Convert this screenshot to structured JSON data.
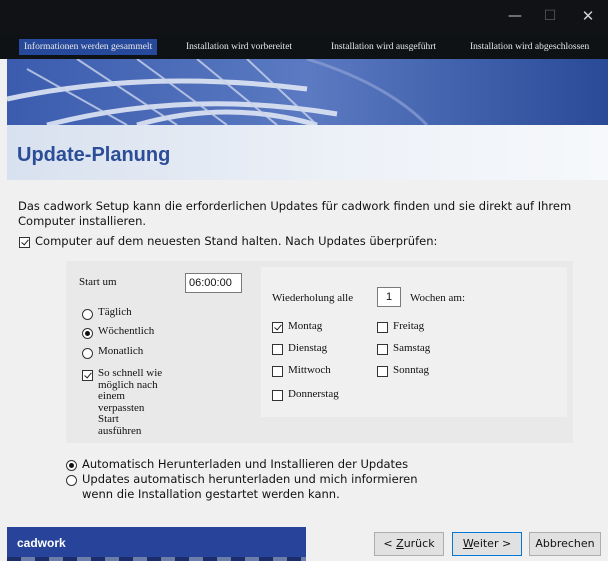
{
  "window": {
    "controls": {
      "minimize": "—",
      "maximize": "☐",
      "close": "✕"
    }
  },
  "steps": [
    {
      "label": "Informationen werden gesammelt",
      "active": true
    },
    {
      "label": "Installation wird vorbereitet",
      "active": false
    },
    {
      "label": "Installation wird ausgeführt",
      "active": false
    },
    {
      "label": "Installation wird abgeschlossen",
      "active": false
    }
  ],
  "page_title": "Update-Planung",
  "intro_text": "Das cadwork Setup kann die erforderlichen Updates für cadwork finden und sie direkt auf Ihrem Computer installieren.",
  "keep_updated": {
    "label": "Computer auf dem neuesten Stand halten. Nach Updates überprüfen:",
    "checked": true
  },
  "schedule": {
    "start_label": "Start um",
    "start_value": "06:00:00",
    "frequency": [
      {
        "label": "Täglich",
        "selected": false
      },
      {
        "label": "Wöchentlich",
        "selected": true
      },
      {
        "label": "Monatlich",
        "selected": false
      }
    ],
    "missed_start": {
      "lines": [
        "So schnell wie",
        "möglich nach",
        "einem",
        "verpassten",
        "Start",
        "ausführen"
      ],
      "checked": true
    },
    "repeat_label": "Wiederholung alle",
    "repeat_value": "1",
    "weeks_label": "Wochen am:",
    "days": [
      {
        "label": "Montag",
        "checked": true
      },
      {
        "label": "Dienstag",
        "checked": false
      },
      {
        "label": "Mittwoch",
        "checked": false
      },
      {
        "label": "Donnerstag",
        "checked": false
      },
      {
        "label": "Freitag",
        "checked": false
      },
      {
        "label": "Samstag",
        "checked": false
      },
      {
        "label": "Sonntag",
        "checked": false
      }
    ]
  },
  "update_mode": [
    {
      "label": "Automatisch Herunterladen und Installieren der Updates",
      "selected": true
    },
    {
      "label": "Updates automatisch herunterladen und mich informieren",
      "label2": "wenn die Installation gestartet werden kann.",
      "selected": false
    }
  ],
  "footer": {
    "brand": "cadwork",
    "back_prefix": "< ",
    "back_key": "Z",
    "back_rest": "urück",
    "next_key": "W",
    "next_rest": "eiter >",
    "cancel": "Abbrechen"
  },
  "colors": {
    "accent": "#27449a",
    "title": "#2c4d97",
    "titlebar": "#111215"
  }
}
=====
Copy out each line word for word, please, skipping the images.

Convert this screenshot to structured JSON data.
{
  "window": {
    "controls": {
      "minimize": "—",
      "maximize": "☐",
      "close": "✕"
    }
  },
  "steps": [
    {
      "label": "Informationen werden gesammelt",
      "active": true
    },
    {
      "label": "Installation wird vorbereitet",
      "active": false
    },
    {
      "label": "Installation wird ausgeführt",
      "active": false
    },
    {
      "label": "Installation wird abgeschlossen",
      "active": false
    }
  ],
  "page_title": "Update-Planung",
  "intro_text": "Das cadwork Setup kann die erforderlichen Updates für cadwork finden und sie direkt auf Ihrem Computer installieren.",
  "keep_updated": {
    "label": "Computer auf dem neuesten Stand halten. Nach Updates überprüfen:",
    "checked": true
  },
  "schedule": {
    "start_label": "Start um",
    "start_value": "06:00:00",
    "frequency": [
      {
        "label": "Täglich",
        "selected": false
      },
      {
        "label": "Wöchentlich",
        "selected": true
      },
      {
        "label": "Monatlich",
        "selected": false
      }
    ],
    "missed_start": {
      "lines": [
        "So schnell wie",
        "möglich nach",
        "einem",
        "verpassten",
        "Start",
        "ausführen"
      ],
      "checked": true
    },
    "repeat_label": "Wiederholung alle",
    "repeat_value": "1",
    "weeks_label": "Wochen am:",
    "days": [
      {
        "label": "Montag",
        "checked": true
      },
      {
        "label": "Dienstag",
        "checked": false
      },
      {
        "label": "Mittwoch",
        "checked": false
      },
      {
        "label": "Donnerstag",
        "checked": false
      },
      {
        "label": "Freitag",
        "checked": false
      },
      {
        "label": "Samstag",
        "checked": false
      },
      {
        "label": "Sonntag",
        "checked": false
      }
    ]
  },
  "update_mode": [
    {
      "label": "Automatisch Herunterladen und Installieren der Updates",
      "selected": true
    },
    {
      "label": "Updates automatisch herunterladen und mich informieren",
      "label2": "wenn die Installation gestartet werden kann.",
      "selected": false
    }
  ],
  "footer": {
    "brand": "cadwork",
    "back_prefix": "< ",
    "back_key": "Z",
    "back_rest": "urück",
    "next_key": "W",
    "next_rest": "eiter >",
    "cancel": "Abbrechen"
  },
  "colors": {
    "accent": "#27449a",
    "title": "#2c4d97",
    "titlebar": "#111215"
  }
}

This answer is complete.